-- Challenge --
Leave out the pictures and transcribe the rest of the records exactly.

-- Provided data --
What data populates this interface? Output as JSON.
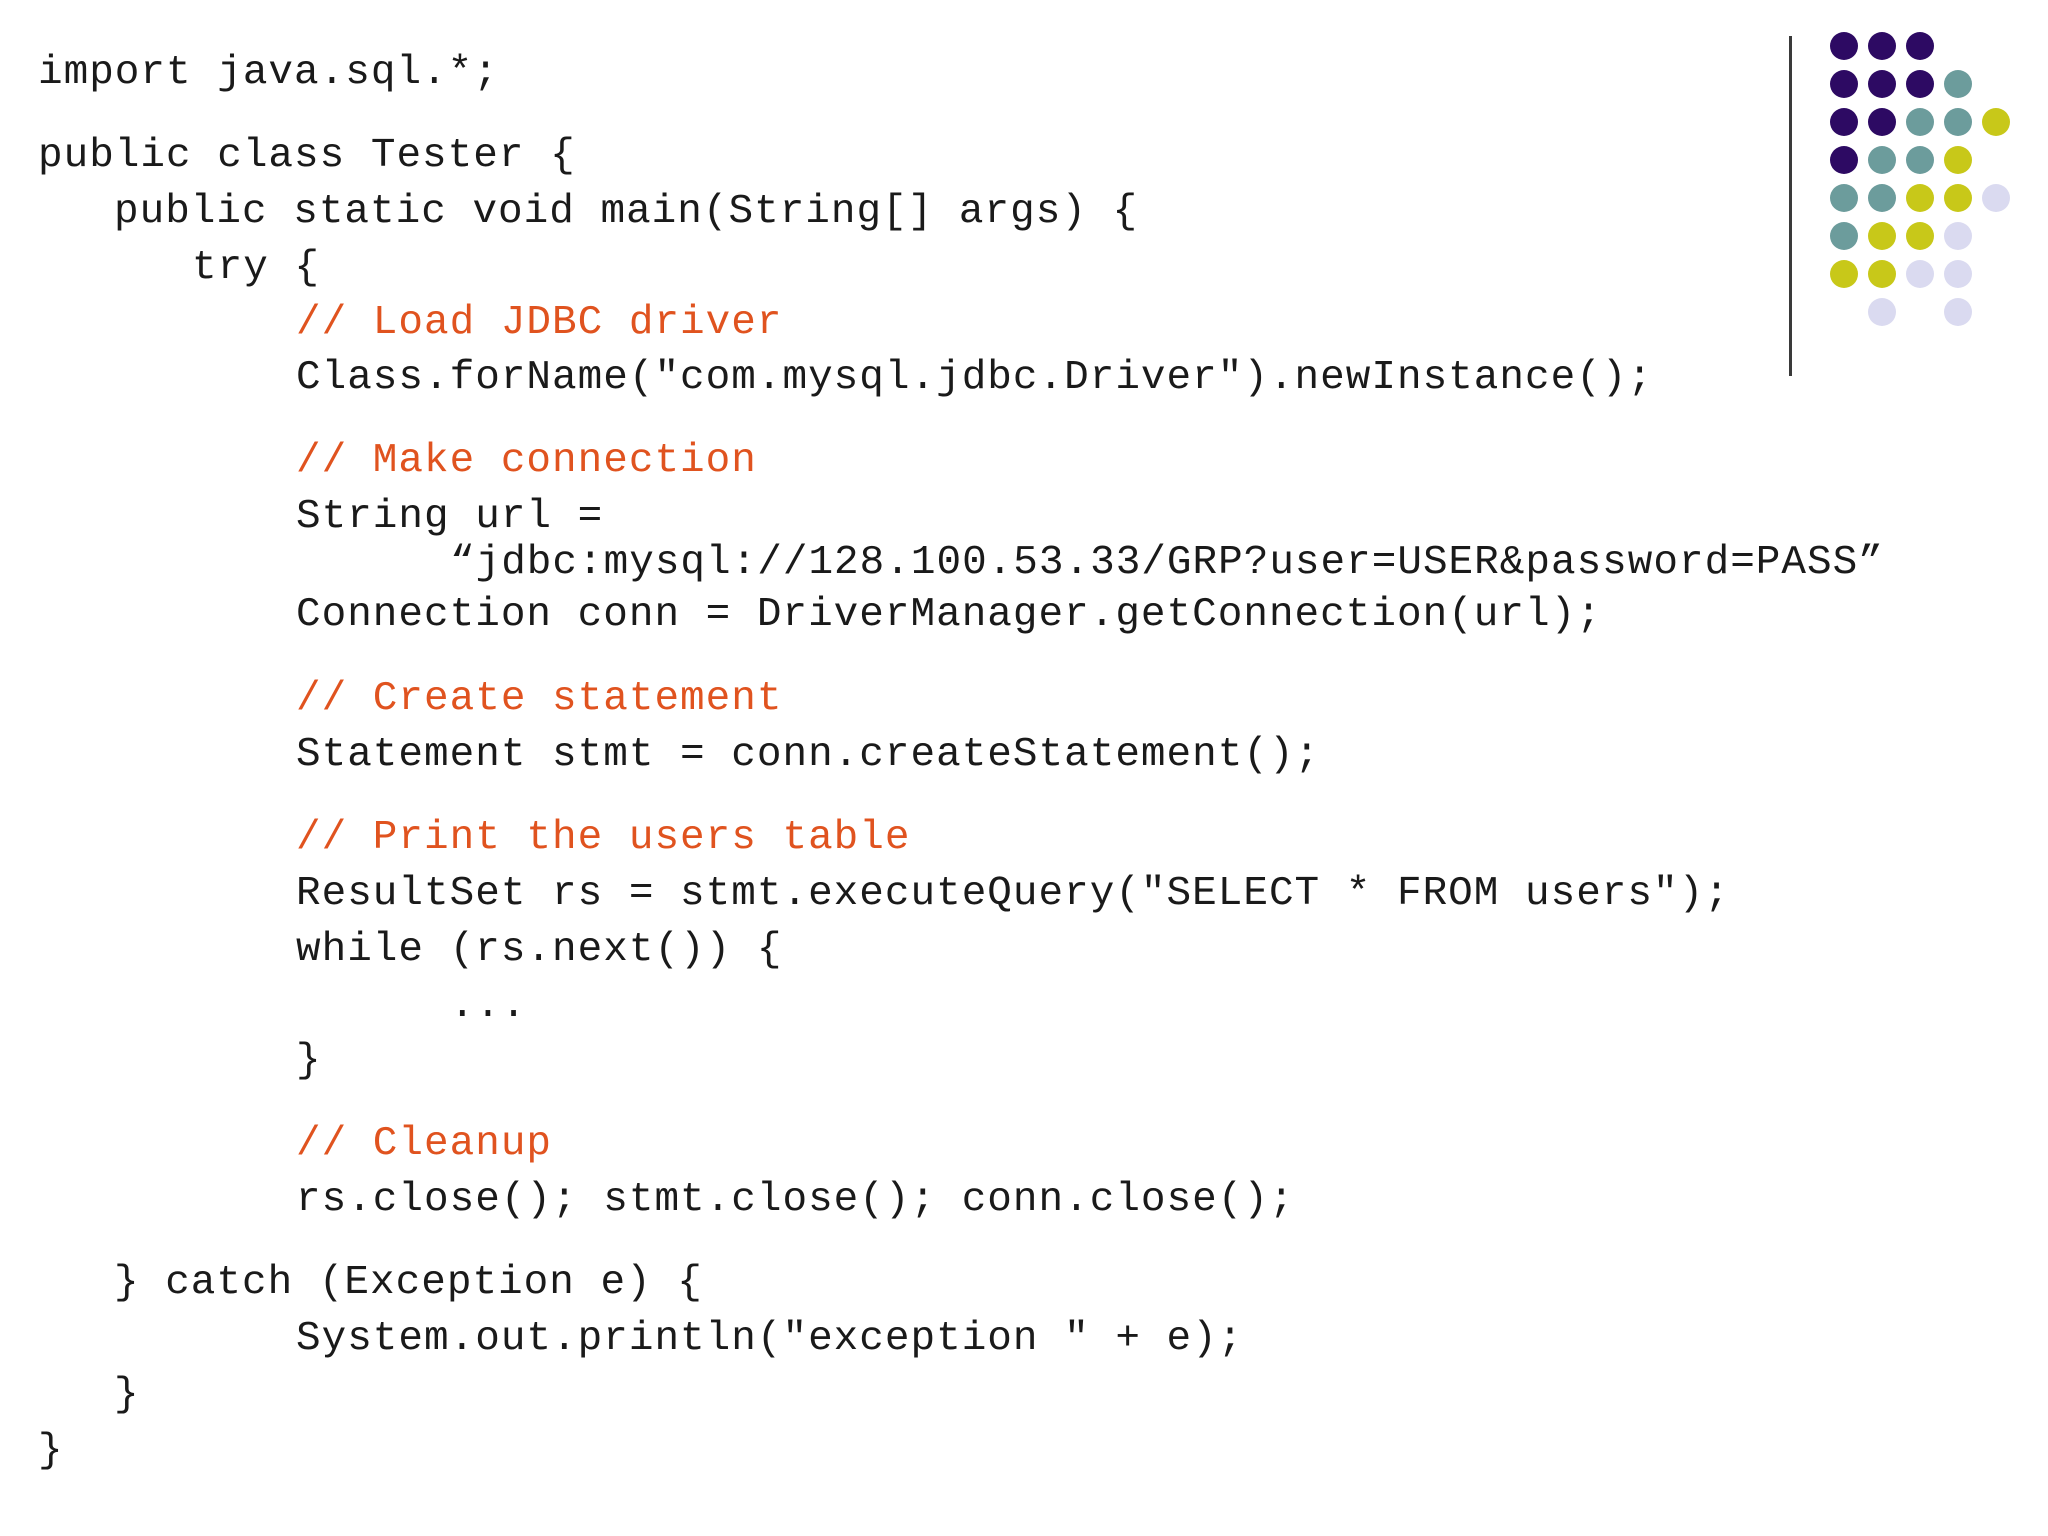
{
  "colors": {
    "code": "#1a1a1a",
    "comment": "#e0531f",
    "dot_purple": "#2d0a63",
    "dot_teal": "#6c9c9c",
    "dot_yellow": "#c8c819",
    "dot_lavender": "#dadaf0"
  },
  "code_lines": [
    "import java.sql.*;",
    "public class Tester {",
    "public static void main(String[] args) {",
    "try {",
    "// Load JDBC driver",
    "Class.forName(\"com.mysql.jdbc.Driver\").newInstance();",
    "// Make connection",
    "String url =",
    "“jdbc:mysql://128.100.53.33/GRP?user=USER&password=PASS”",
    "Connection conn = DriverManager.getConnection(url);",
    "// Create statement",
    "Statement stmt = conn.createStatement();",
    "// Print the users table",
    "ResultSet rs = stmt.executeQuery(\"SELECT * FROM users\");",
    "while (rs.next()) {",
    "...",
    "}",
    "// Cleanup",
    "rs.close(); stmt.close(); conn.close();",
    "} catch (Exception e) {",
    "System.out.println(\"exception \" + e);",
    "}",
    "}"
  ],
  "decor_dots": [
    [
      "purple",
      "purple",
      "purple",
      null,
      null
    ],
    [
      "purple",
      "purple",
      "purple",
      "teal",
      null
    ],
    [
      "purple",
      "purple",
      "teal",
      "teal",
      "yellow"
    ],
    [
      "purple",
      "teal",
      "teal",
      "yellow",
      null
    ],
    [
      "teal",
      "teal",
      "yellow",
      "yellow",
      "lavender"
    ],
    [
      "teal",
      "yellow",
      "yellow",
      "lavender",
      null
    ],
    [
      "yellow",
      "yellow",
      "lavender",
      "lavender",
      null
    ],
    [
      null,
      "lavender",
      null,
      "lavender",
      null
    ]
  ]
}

-- Full output --
What data populates this interface? Output as JSON.
{
  "colors": {
    "code": "#1a1a1a",
    "comment": "#e0531f",
    "dot_purple": "#2d0a63",
    "dot_teal": "#6c9c9c",
    "dot_yellow": "#c8c819",
    "dot_lavender": "#dadaf0"
  },
  "code_lines": [
    "import java.sql.*;",
    "public class Tester {",
    "public static void main(String[] args) {",
    "try {",
    "// Load JDBC driver",
    "Class.forName(\"com.mysql.jdbc.Driver\").newInstance();",
    "// Make connection",
    "String url =",
    "“jdbc:mysql://128.100.53.33/GRP?user=USER&password=PASS”",
    "Connection conn = DriverManager.getConnection(url);",
    "// Create statement",
    "Statement stmt = conn.createStatement();",
    "// Print the users table",
    "ResultSet rs = stmt.executeQuery(\"SELECT * FROM users\");",
    "while (rs.next()) {",
    "...",
    "}",
    "// Cleanup",
    "rs.close(); stmt.close(); conn.close();",
    "} catch (Exception e) {",
    "System.out.println(\"exception \" + e);",
    "}",
    "}"
  ],
  "decor_dots": [
    [
      "purple",
      "purple",
      "purple",
      null,
      null
    ],
    [
      "purple",
      "purple",
      "purple",
      "teal",
      null
    ],
    [
      "purple",
      "purple",
      "teal",
      "teal",
      "yellow"
    ],
    [
      "purple",
      "teal",
      "teal",
      "yellow",
      null
    ],
    [
      "teal",
      "teal",
      "yellow",
      "yellow",
      "lavender"
    ],
    [
      "teal",
      "yellow",
      "yellow",
      "lavender",
      null
    ],
    [
      "yellow",
      "yellow",
      "lavender",
      "lavender",
      null
    ],
    [
      null,
      "lavender",
      null,
      "lavender",
      null
    ]
  ]
}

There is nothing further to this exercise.